• **WHAT THE TASK REQUIRES**
Write the data out again, exactly as given.

─── RECORDS PROVIDED

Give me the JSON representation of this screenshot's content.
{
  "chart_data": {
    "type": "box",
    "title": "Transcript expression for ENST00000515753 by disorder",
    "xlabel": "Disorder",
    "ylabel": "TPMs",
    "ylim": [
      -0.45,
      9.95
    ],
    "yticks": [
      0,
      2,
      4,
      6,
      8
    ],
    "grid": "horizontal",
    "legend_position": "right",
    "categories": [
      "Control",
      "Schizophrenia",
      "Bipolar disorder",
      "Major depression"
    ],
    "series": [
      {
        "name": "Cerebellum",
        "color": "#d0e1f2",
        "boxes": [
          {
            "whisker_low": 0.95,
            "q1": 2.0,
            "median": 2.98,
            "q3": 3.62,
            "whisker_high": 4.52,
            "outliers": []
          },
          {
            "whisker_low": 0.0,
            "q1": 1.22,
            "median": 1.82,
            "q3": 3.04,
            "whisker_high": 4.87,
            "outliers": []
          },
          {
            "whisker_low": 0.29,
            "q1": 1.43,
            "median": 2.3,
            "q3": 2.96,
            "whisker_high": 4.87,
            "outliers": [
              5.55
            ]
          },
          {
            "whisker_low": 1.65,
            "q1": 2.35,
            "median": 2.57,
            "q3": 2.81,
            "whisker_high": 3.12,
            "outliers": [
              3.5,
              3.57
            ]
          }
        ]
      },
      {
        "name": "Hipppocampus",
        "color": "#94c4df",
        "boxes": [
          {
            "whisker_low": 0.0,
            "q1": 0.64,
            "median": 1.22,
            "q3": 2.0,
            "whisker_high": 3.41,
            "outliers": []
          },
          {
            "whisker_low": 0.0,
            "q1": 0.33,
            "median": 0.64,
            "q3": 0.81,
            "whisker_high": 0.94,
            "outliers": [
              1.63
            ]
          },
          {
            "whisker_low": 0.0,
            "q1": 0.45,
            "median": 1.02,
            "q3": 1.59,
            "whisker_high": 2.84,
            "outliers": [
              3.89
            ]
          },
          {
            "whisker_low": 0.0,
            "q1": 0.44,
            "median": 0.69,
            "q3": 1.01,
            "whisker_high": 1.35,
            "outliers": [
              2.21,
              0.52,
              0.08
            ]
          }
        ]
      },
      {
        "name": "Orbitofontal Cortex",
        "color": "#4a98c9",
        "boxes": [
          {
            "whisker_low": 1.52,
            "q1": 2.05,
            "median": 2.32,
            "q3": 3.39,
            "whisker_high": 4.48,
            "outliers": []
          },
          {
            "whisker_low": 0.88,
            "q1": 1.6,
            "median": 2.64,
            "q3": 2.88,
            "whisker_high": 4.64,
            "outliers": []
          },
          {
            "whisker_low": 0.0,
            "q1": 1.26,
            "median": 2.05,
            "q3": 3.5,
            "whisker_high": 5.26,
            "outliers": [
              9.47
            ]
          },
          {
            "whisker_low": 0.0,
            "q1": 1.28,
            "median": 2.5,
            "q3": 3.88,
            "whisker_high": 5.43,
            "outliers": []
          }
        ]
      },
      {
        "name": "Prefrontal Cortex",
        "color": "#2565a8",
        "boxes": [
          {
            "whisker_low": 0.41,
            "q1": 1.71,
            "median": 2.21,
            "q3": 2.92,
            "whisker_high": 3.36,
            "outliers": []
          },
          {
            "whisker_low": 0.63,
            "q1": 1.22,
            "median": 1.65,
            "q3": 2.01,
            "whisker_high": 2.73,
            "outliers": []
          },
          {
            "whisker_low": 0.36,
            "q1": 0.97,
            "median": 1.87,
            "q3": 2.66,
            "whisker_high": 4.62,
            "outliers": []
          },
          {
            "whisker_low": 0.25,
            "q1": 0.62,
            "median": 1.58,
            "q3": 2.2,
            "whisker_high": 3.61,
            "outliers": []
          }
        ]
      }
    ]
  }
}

──────

• **COMPLETE ANSWER**
Give me the JSON representation of this screenshot's content.
{
  "chart_data": {
    "type": "box",
    "title": "Transcript expression for ENST00000515753 by disorder",
    "xlabel": "Disorder",
    "ylabel": "TPMs",
    "ylim": [
      -0.45,
      9.95
    ],
    "yticks": [
      0,
      2,
      4,
      6,
      8
    ],
    "grid": "horizontal",
    "legend_position": "right",
    "categories": [
      "Control",
      "Schizophrenia",
      "Bipolar disorder",
      "Major depression"
    ],
    "series": [
      {
        "name": "Cerebellum",
        "color": "#d0e1f2",
        "boxes": [
          {
            "whisker_low": 0.95,
            "q1": 2.0,
            "median": 2.98,
            "q3": 3.62,
            "whisker_high": 4.52,
            "outliers": []
          },
          {
            "whisker_low": 0.0,
            "q1": 1.22,
            "median": 1.82,
            "q3": 3.04,
            "whisker_high": 4.87,
            "outliers": []
          },
          {
            "whisker_low": 0.29,
            "q1": 1.43,
            "median": 2.3,
            "q3": 2.96,
            "whisker_high": 4.87,
            "outliers": [
              5.55
            ]
          },
          {
            "whisker_low": 1.65,
            "q1": 2.35,
            "median": 2.57,
            "q3": 2.81,
            "whisker_high": 3.12,
            "outliers": [
              3.5,
              3.57
            ]
          }
        ]
      },
      {
        "name": "Hipppocampus",
        "color": "#94c4df",
        "boxes": [
          {
            "whisker_low": 0.0,
            "q1": 0.64,
            "median": 1.22,
            "q3": 2.0,
            "whisker_high": 3.41,
            "outliers": []
          },
          {
            "whisker_low": 0.0,
            "q1": 0.33,
            "median": 0.64,
            "q3": 0.81,
            "whisker_high": 0.94,
            "outliers": [
              1.63
            ]
          },
          {
            "whisker_low": 0.0,
            "q1": 0.45,
            "median": 1.02,
            "q3": 1.59,
            "whisker_high": 2.84,
            "outliers": [
              3.89
            ]
          },
          {
            "whisker_low": 0.0,
            "q1": 0.44,
            "median": 0.69,
            "q3": 1.01,
            "whisker_high": 1.35,
            "outliers": [
              2.21,
              0.52,
              0.08
            ]
          }
        ]
      },
      {
        "name": "Orbitofontal Cortex",
        "color": "#4a98c9",
        "boxes": [
          {
            "whisker_low": 1.52,
            "q1": 2.05,
            "median": 2.32,
            "q3": 3.39,
            "whisker_high": 4.48,
            "outliers": []
          },
          {
            "whisker_low": 0.88,
            "q1": 1.6,
            "median": 2.64,
            "q3": 2.88,
            "whisker_high": 4.64,
            "outliers": []
          },
          {
            "whisker_low": 0.0,
            "q1": 1.26,
            "median": 2.05,
            "q3": 3.5,
            "whisker_high": 5.26,
            "outliers": [
              9.47
            ]
          },
          {
            "whisker_low": 0.0,
            "q1": 1.28,
            "median": 2.5,
            "q3": 3.88,
            "whisker_high": 5.43,
            "outliers": []
          }
        ]
      },
      {
        "name": "Prefrontal Cortex",
        "color": "#2565a8",
        "boxes": [
          {
            "whisker_low": 0.41,
            "q1": 1.71,
            "median": 2.21,
            "q3": 2.92,
            "whisker_high": 3.36,
            "outliers": []
          },
          {
            "whisker_low": 0.63,
            "q1": 1.22,
            "median": 1.65,
            "q3": 2.01,
            "whisker_high": 2.73,
            "outliers": []
          },
          {
            "whisker_low": 0.36,
            "q1": 0.97,
            "median": 1.87,
            "q3": 2.66,
            "whisker_high": 4.62,
            "outliers": []
          },
          {
            "whisker_low": 0.25,
            "q1": 0.62,
            "median": 1.58,
            "q3": 2.2,
            "whisker_high": 3.61,
            "outliers": []
          }
        ]
      }
    ]
  }
}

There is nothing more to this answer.